(Stored entries)
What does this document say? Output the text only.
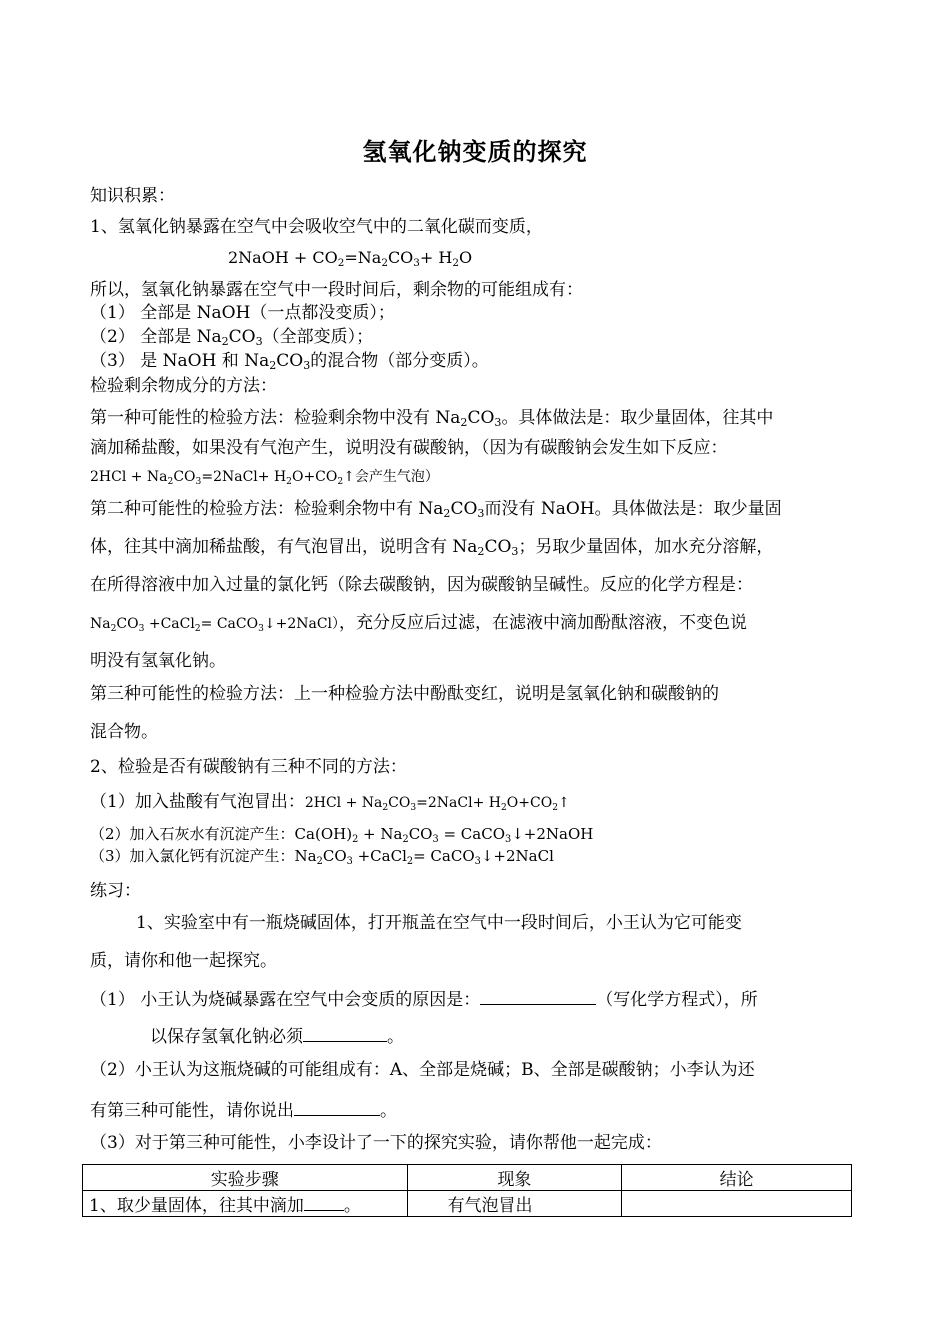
氢氧化钠变质的探究
知识积累：
1、氢氧化钠暴露在空气中会吸收空气中的二氧化碳而变质，
2NaOH + $CO_2=Na_2CO_3+ H_2O$
所以，氢氧化钠暴露在空气中一段时间后，剩余物的可能组成有：
（1） 全部是 NaOH（一点都没变质）；
（2） 全部是 $Na_2CO_3$（全部变质）；
（3） 是 NaOH 和 $Na_2CO_3$的混合物（部分变质）。
检验剩余物成分的方法：
第一种可能性的检验方法：检验剩余物中没有 $Na_2CO_3$。具体做法是：取少量固体，往其中
滴加稀盐酸，如果没有气泡产生，说明没有碳酸钠，（因为有碳酸钠会发生如下反应：
$2HCl + Na_2CO_3=2NaCl+$ $H_2O+CO_2↑$会产生气泡）
第二种可能性的检验方法：检验剩余物中有 $Na_2CO_3$而没有 NaOH。具体做法是：取少量固
体，往其中滴加稀盐酸，有气泡冒出，说明含有 $Na_2CO_3$；另取少量固体，加水充分溶解，
在所得溶液中加入过量的氯化钙（除去碳酸钠，因为碳酸钠呈碱性。反应的化学方程是：
$Na_2CO_3$ +CaCl$_2$= CaCO$_3$↓+2NaCl），充分反应后过滤，在滤液中滴加酚酞溶液，不变色说
明没有氢氧化钠。
第三种可能性的检验方法：上一种检验方法中酚酞变红，说明是氢氧化钠和碳酸钠的
混合物。
2、检验是否有碳酸钠有三种不同的方法：
（1）加入盐酸有气泡冒出：$2HCl + Na_2CO_3=2NaCl+$ $H_2O+CO_2↑$
（2）加入石灰水有沉淀产生：$Ca(OH)_2 + Na_2CO_3$ = CaCO$_3$↓+2NaOH
（3）加入氯化钙有沉淀产生：$Na_2CO_3$ +CaCl$_2$= CaCO$_3$↓+2NaCl
练习：
1、实验室中有一瓶烧碱固体，打开瓶盖在空气中一段时间后，小王认为它可能变
质，请你和他一起探究。
（1） 小王认为烧碱暴露在空气中会变质的原因是：	（写化学方程式），所
以保存氢氧化钠必须	。
（2）小王认为这瓶烧碱的可能组成有：A、全部是烧碱；B、全部是碳酸钠；小李认为还
有第三种可能性，请你说出	。
（3）对于第三种可能性，小李设计了一下的探究实验，请你帮他一起完成：
实验步骤	现象	结论
1、取少量固体，往其中滴加 。	有气泡冒出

> _SHORT PROBLEM_
Reproduce all the entries that precede this task, word for word, minus any pictures.

> _SOLUTION FOR THIS TASK_
What does this document say? Output the text only.
氢氧化钠变质的探究
知识积累：
1、氢氧化钠暴露在空气中会吸收空气中的二氧化碳而变质，
2NaOH + $CO_2=Na_2CO_3+ H_2O$
所以，氢氧化钠暴露在空气中一段时间后，剩余物的可能组成有：
（1） 全部是 NaOH（一点都没变质）；
（2） 全部是 $Na_2CO_3$（全部变质）；
（3） 是 NaOH 和 $Na_2CO_3$的混合物（部分变质）。
检验剩余物成分的方法：
第一种可能性的检验方法：检验剩余物中没有 $Na_2CO_3$。具体做法是：取少量固体，往其中
滴加稀盐酸，如果没有气泡产生，说明没有碳酸钠，（因为有碳酸钠会发生如下反应：
$2HCl + Na_2CO_3=2NaCl+$ $H_2O+CO_2↑$会产生气泡）
第二种可能性的检验方法：检验剩余物中有 $Na_2CO_3$而没有 NaOH。具体做法是：取少量固
体，往其中滴加稀盐酸，有气泡冒出，说明含有 $Na_2CO_3$；另取少量固体，加水充分溶解，
在所得溶液中加入过量的氯化钙（除去碳酸钠，因为碳酸钠呈碱性。反应的化学方程是：
$Na_2CO_3$ +CaCl$_2$= CaCO$_3$↓+2NaCl），充分反应后过滤，在滤液中滴加酚酞溶液，不变色说
明没有氢氧化钠。
第三种可能性的检验方法：上一种检验方法中酚酞变红，说明是氢氧化钠和碳酸钠的
混合物。
2、检验是否有碳酸钠有三种不同的方法：
（1）加入盐酸有气泡冒出：$2HCl + Na_2CO_3=2NaCl+$ $H_2O+CO_2↑$
（2）加入石灰水有沉淀产生：$Ca(OH)_2 + Na_2CO_3$ = CaCO$_3$↓+2NaOH
（3）加入氯化钙有沉淀产生：$Na_2CO_3$ +CaCl$_2$= CaCO$_3$↓+2NaCl
练习：
1、实验室中有一瓶烧碱固体，打开瓶盖在空气中一段时间后，小王认为它可能变
质，请你和他一起探究。
（1） 小王认为烧碱暴露在空气中会变质的原因是：	（写化学方程式），所
以保存氢氧化钠必须	。
（2）小王认为这瓶烧碱的可能组成有：A、全部是烧碱；B、全部是碳酸钠；小李认为还
有第三种可能性，请你说出	。
（3）对于第三种可能性，小李设计了一下的探究实验，请你帮他一起完成：
实验步骤	现象	结论
1、取少量固体，往其中滴加 。	有气泡冒出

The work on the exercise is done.